## start Dataset records
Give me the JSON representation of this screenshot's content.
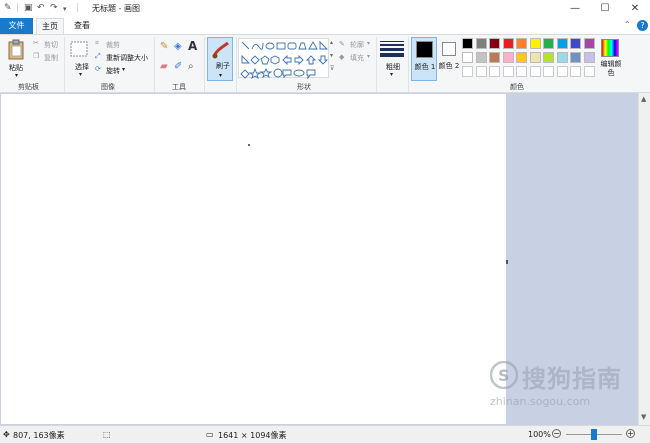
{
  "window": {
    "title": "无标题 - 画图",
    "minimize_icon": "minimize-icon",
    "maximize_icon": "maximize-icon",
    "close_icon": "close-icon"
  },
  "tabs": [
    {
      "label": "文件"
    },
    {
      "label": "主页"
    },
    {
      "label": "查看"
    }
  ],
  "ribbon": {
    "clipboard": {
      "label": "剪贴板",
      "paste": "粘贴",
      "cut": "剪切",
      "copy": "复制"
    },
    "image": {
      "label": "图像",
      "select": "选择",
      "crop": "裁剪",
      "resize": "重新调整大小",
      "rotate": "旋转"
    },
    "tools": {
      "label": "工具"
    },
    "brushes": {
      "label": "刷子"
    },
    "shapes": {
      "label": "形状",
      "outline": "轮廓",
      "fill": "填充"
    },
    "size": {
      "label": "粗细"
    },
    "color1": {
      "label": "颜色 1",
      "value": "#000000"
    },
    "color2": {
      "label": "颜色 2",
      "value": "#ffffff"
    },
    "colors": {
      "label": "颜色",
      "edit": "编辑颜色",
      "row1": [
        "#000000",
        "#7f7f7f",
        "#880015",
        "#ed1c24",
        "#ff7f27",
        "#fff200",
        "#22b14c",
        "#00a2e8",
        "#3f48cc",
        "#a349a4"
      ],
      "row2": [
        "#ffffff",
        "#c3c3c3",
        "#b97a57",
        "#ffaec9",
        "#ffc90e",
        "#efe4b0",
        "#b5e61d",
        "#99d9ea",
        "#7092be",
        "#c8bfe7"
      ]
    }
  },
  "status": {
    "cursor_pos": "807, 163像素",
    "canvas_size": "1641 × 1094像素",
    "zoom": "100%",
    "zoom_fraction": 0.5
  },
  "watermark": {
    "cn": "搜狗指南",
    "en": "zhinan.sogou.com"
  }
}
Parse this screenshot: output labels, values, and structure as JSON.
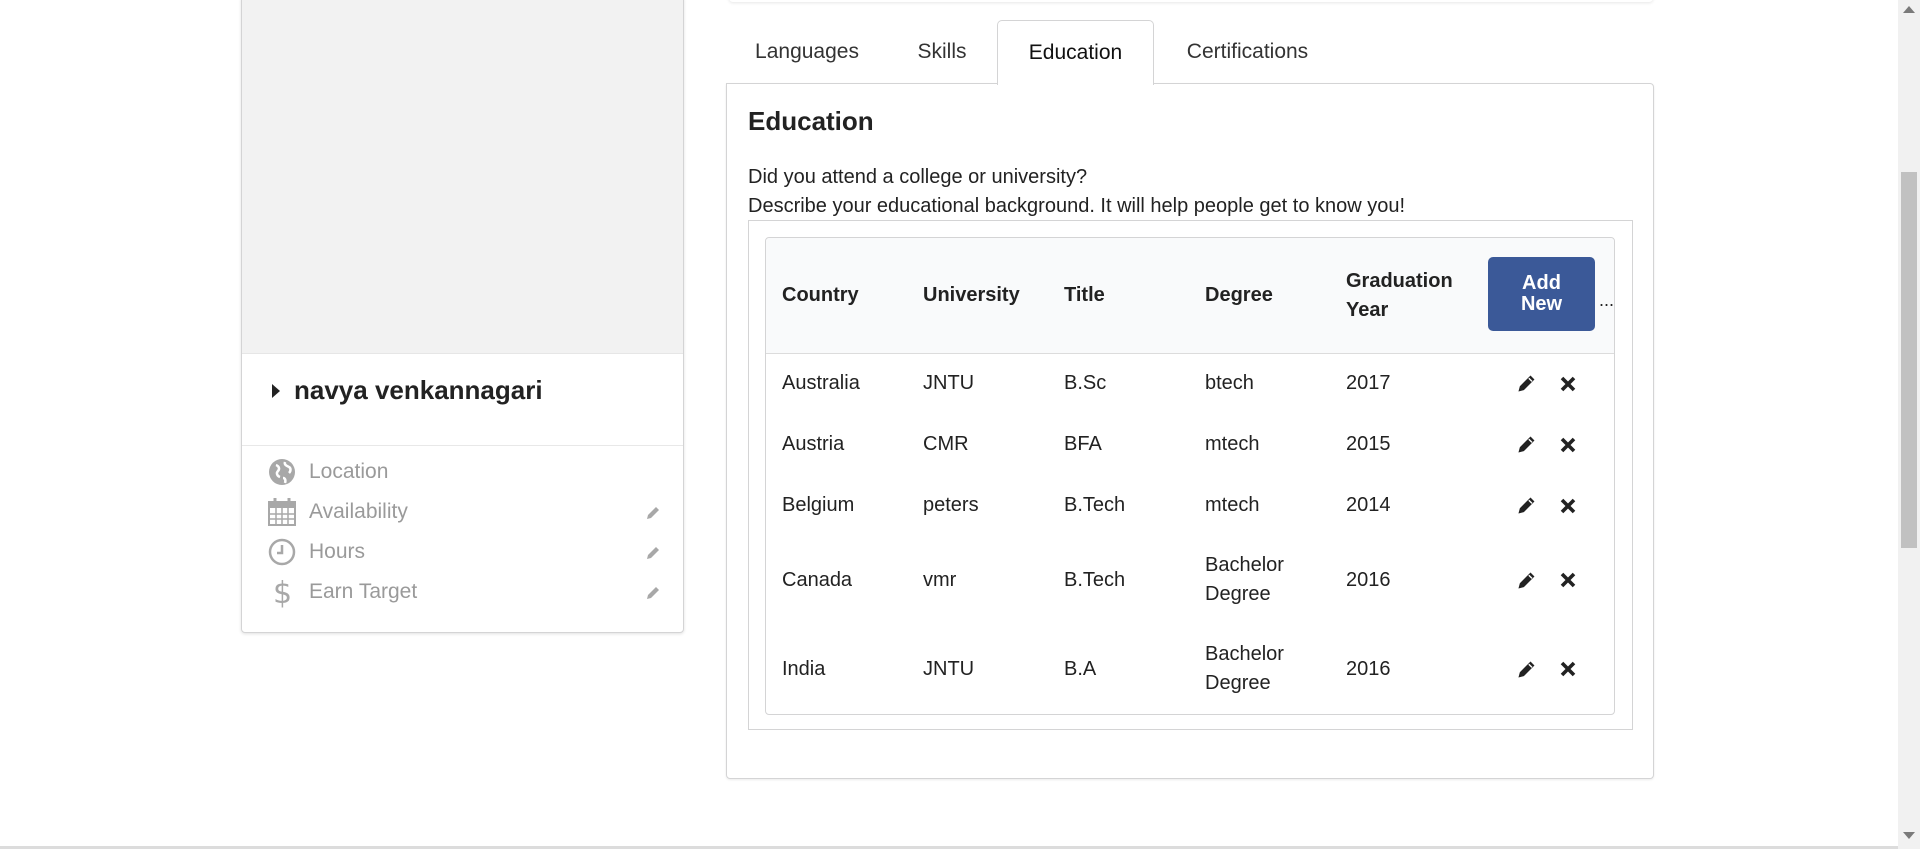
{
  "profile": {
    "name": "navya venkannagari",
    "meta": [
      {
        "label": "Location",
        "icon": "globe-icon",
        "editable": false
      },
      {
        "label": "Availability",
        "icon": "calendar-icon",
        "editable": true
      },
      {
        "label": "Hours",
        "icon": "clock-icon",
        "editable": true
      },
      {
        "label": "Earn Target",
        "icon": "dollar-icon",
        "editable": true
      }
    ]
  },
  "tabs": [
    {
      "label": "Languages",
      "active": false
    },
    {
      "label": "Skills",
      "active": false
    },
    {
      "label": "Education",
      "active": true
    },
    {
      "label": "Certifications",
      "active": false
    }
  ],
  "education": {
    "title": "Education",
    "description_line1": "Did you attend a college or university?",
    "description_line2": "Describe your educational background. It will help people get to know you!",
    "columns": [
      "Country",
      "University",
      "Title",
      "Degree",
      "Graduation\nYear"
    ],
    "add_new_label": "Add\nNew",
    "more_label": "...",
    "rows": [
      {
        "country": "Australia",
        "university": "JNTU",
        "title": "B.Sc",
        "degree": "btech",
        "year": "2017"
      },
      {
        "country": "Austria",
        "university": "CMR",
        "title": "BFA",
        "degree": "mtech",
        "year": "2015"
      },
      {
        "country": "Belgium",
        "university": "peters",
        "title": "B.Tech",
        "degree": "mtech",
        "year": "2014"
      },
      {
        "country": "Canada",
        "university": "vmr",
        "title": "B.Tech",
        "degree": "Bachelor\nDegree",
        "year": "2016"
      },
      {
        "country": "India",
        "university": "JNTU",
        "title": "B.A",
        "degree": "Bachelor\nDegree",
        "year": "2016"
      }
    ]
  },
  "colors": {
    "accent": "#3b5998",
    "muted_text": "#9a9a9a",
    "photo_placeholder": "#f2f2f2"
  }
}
## end Dataset records
Task description: Extract all lines from the material above that include the word "screenshot".

Expected output:
Give me the JSON representation of this screenshot's content.
Parse this screenshot: output labels, values, and structure as JSON.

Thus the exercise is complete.